#### [Material to process]

▼

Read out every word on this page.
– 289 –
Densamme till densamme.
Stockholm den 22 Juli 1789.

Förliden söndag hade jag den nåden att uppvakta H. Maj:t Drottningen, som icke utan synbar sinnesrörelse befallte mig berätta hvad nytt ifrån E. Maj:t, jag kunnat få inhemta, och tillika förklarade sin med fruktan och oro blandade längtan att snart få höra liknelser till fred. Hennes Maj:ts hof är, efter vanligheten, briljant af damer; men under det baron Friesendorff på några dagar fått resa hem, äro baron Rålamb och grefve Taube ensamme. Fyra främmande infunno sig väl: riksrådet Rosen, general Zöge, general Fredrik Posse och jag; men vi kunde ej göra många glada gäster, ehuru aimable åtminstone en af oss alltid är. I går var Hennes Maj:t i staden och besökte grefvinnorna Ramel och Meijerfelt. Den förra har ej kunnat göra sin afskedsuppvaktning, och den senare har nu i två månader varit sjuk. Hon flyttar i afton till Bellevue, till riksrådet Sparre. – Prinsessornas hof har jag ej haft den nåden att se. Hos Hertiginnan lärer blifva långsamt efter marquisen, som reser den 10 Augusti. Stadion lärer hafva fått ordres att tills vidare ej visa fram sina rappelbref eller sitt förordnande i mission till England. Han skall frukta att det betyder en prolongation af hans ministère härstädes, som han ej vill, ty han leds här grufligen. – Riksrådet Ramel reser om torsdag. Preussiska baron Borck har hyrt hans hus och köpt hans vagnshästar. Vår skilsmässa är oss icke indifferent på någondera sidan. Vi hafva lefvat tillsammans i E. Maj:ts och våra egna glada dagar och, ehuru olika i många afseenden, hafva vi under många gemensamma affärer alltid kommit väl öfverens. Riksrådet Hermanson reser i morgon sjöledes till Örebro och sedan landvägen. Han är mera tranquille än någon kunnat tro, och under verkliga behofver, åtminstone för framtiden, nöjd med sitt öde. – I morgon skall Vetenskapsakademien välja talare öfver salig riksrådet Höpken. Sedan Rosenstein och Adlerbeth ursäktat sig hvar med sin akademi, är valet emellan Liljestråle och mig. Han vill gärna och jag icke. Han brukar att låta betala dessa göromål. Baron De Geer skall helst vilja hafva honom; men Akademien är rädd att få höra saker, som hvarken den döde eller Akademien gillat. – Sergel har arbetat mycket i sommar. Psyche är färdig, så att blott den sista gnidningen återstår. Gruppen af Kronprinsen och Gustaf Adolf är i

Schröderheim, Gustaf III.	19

▲

#### [Stated exercise]
Please restate the data word for word, every record included.

#### [Answer below]
Read out every word on this page.
– 289 –
Densamme till densamme.
Stockholm den 22 Juli 1789.

Förliden söndag hade jag den nåden att uppvakta H. Maj:t Drottningen, som icke utan synbar sinnesrörelse befallte mig berätta hvad nytt ifrån E. Maj:t, jag kunnat få inhemta, och tillika förklarade sin med fruktan och oro blandade längtan att snart få höra liknelser till fred. Hennes Maj:ts hof är, efter vanligheten, briljant af damer; men under det baron Friesendorff på några dagar fått resa hem, äro baron Rålamb och grefve Taube ensamme. Fyra främmande infunno sig väl: riksrådet Rosen, general Zöge, general Fredrik Posse och jag; men vi kunde ej göra många glada gäster, ehuru aimable åtminstone en af oss alltid är. I går var Hennes Maj:t i staden och besökte grefvinnorna Ramel och Meijerfelt. Den förra har ej kunnat göra sin afskedsuppvaktning, och den senare har nu i två månader varit sjuk. Hon flyttar i afton till Bellevue, till riksrådet Sparre. – Prinsessornas hof har jag ej haft den nåden att se. Hos Hertiginnan lärer blifva långsamt efter marquisen, som reser den 10 Augusti. Stadion lärer hafva fått ordres att tills vidare ej visa fram sina rappelbref eller sitt förordnande i mission till England. Han skall frukta att det betyder en prolongation af hans ministère härstädes, som han ej vill, ty han leds här grufligen. – Riksrådet Ramel reser om torsdag. Preussiska baron Borck har hyrt hans hus och köpt hans vagnshästar. Vår skilsmässa är oss icke indifferent på någondera sidan. Vi hafva lefvat tillsammans i E. Maj:ts och våra egna glada dagar och, ehuru olika i många afseenden, hafva vi under många gemensamma affärer alltid kommit väl öfverens. Riksrådet Hermanson reser i morgon sjöledes till Örebro och sedan landvägen. Han är mera tranquille än någon kunnat tro, och under verkliga behofver, åtminstone för framtiden, nöjd med sitt öde. – I morgon skall Vetenskapsakademien välja talare öfver salig riksrådet Höpken. Sedan Rosenstein och Adlerbeth ursäktat sig hvar med sin akademi, är valet emellan Liljestråle och mig. Han vill gärna och jag icke. Han brukar att låta betala dessa göromål. Baron De Geer skall helst vilja hafva honom; men Akademien är rädd att få höra saker, som hvarken den döde eller Akademien gillat. – Sergel har arbetat mycket i sommar. Psyche är färdig, så att blott den sista gnidningen återstår. Gruppen af Kronprinsen och Gustaf Adolf är i

Schröderheim, Gustaf III.	19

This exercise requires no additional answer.